[Dataset entries]
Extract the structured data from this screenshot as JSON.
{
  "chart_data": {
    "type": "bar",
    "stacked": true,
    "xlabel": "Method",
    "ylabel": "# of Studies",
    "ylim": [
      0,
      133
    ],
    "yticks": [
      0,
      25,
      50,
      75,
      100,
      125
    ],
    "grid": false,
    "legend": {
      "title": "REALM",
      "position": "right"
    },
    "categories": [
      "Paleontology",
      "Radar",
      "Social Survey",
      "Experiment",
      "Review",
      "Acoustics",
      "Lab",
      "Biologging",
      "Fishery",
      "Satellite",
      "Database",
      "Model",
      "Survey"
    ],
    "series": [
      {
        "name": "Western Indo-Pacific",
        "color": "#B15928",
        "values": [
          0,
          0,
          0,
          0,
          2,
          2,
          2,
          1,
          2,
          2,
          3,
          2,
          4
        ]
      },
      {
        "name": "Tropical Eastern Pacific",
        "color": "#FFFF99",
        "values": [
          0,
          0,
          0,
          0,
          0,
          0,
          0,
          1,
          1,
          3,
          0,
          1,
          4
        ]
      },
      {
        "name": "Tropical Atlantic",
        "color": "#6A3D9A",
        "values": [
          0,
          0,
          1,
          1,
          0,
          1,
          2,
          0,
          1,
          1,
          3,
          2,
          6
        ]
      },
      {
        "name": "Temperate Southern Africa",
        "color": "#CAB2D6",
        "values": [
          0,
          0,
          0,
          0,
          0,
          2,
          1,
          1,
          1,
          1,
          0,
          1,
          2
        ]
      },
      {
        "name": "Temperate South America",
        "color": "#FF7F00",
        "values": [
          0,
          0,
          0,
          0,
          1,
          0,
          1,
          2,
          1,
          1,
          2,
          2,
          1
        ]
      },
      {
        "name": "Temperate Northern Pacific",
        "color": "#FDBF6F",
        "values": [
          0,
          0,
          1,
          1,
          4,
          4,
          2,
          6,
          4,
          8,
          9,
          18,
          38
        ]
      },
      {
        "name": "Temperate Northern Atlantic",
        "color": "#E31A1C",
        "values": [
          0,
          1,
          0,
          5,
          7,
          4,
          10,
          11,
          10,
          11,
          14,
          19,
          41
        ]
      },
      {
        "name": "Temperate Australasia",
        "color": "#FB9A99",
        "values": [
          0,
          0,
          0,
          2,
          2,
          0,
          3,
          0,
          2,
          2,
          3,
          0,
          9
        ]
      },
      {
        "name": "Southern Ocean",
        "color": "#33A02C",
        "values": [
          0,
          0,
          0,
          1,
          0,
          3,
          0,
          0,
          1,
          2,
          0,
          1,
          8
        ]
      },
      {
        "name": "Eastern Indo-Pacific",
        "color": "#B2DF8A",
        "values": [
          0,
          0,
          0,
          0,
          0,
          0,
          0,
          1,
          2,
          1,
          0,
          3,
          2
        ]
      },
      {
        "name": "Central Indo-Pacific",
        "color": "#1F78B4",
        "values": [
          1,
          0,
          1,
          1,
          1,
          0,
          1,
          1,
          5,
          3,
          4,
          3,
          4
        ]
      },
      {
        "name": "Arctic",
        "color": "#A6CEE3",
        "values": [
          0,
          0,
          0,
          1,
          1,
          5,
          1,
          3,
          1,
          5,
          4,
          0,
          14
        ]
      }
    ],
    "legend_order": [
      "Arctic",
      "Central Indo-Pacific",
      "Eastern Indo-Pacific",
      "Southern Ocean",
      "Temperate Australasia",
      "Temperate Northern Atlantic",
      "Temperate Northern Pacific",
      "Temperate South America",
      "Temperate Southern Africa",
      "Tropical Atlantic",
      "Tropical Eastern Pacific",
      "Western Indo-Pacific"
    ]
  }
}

## WRITTEN EXERCISE
Repeat the entries exactly, all of them.

## OUTPUT FOR THIS TASK
Extract the structured data from this screenshot as JSON.
{
  "chart_data": {
    "type": "bar",
    "stacked": true,
    "xlabel": "Method",
    "ylabel": "# of Studies",
    "ylim": [
      0,
      133
    ],
    "yticks": [
      0,
      25,
      50,
      75,
      100,
      125
    ],
    "grid": false,
    "legend": {
      "title": "REALM",
      "position": "right"
    },
    "categories": [
      "Paleontology",
      "Radar",
      "Social Survey",
      "Experiment",
      "Review",
      "Acoustics",
      "Lab",
      "Biologging",
      "Fishery",
      "Satellite",
      "Database",
      "Model",
      "Survey"
    ],
    "series": [
      {
        "name": "Western Indo-Pacific",
        "color": "#B15928",
        "values": [
          0,
          0,
          0,
          0,
          2,
          2,
          2,
          1,
          2,
          2,
          3,
          2,
          4
        ]
      },
      {
        "name": "Tropical Eastern Pacific",
        "color": "#FFFF99",
        "values": [
          0,
          0,
          0,
          0,
          0,
          0,
          0,
          1,
          1,
          3,
          0,
          1,
          4
        ]
      },
      {
        "name": "Tropical Atlantic",
        "color": "#6A3D9A",
        "values": [
          0,
          0,
          1,
          1,
          0,
          1,
          2,
          0,
          1,
          1,
          3,
          2,
          6
        ]
      },
      {
        "name": "Temperate Southern Africa",
        "color": "#CAB2D6",
        "values": [
          0,
          0,
          0,
          0,
          0,
          2,
          1,
          1,
          1,
          1,
          0,
          1,
          2
        ]
      },
      {
        "name": "Temperate South America",
        "color": "#FF7F00",
        "values": [
          0,
          0,
          0,
          0,
          1,
          0,
          1,
          2,
          1,
          1,
          2,
          2,
          1
        ]
      },
      {
        "name": "Temperate Northern Pacific",
        "color": "#FDBF6F",
        "values": [
          0,
          0,
          1,
          1,
          4,
          4,
          2,
          6,
          4,
          8,
          9,
          18,
          38
        ]
      },
      {
        "name": "Temperate Northern Atlantic",
        "color": "#E31A1C",
        "values": [
          0,
          1,
          0,
          5,
          7,
          4,
          10,
          11,
          10,
          11,
          14,
          19,
          41
        ]
      },
      {
        "name": "Temperate Australasia",
        "color": "#FB9A99",
        "values": [
          0,
          0,
          0,
          2,
          2,
          0,
          3,
          0,
          2,
          2,
          3,
          0,
          9
        ]
      },
      {
        "name": "Southern Ocean",
        "color": "#33A02C",
        "values": [
          0,
          0,
          0,
          1,
          0,
          3,
          0,
          0,
          1,
          2,
          0,
          1,
          8
        ]
      },
      {
        "name": "Eastern Indo-Pacific",
        "color": "#B2DF8A",
        "values": [
          0,
          0,
          0,
          0,
          0,
          0,
          0,
          1,
          2,
          1,
          0,
          3,
          2
        ]
      },
      {
        "name": "Central Indo-Pacific",
        "color": "#1F78B4",
        "values": [
          1,
          0,
          1,
          1,
          1,
          0,
          1,
          1,
          5,
          3,
          4,
          3,
          4
        ]
      },
      {
        "name": "Arctic",
        "color": "#A6CEE3",
        "values": [
          0,
          0,
          0,
          1,
          1,
          5,
          1,
          3,
          1,
          5,
          4,
          0,
          14
        ]
      }
    ],
    "legend_order": [
      "Arctic",
      "Central Indo-Pacific",
      "Eastern Indo-Pacific",
      "Southern Ocean",
      "Temperate Australasia",
      "Temperate Northern Atlantic",
      "Temperate Northern Pacific",
      "Temperate South America",
      "Temperate Southern Africa",
      "Tropical Atlantic",
      "Tropical Eastern Pacific",
      "Western Indo-Pacific"
    ]
  }
}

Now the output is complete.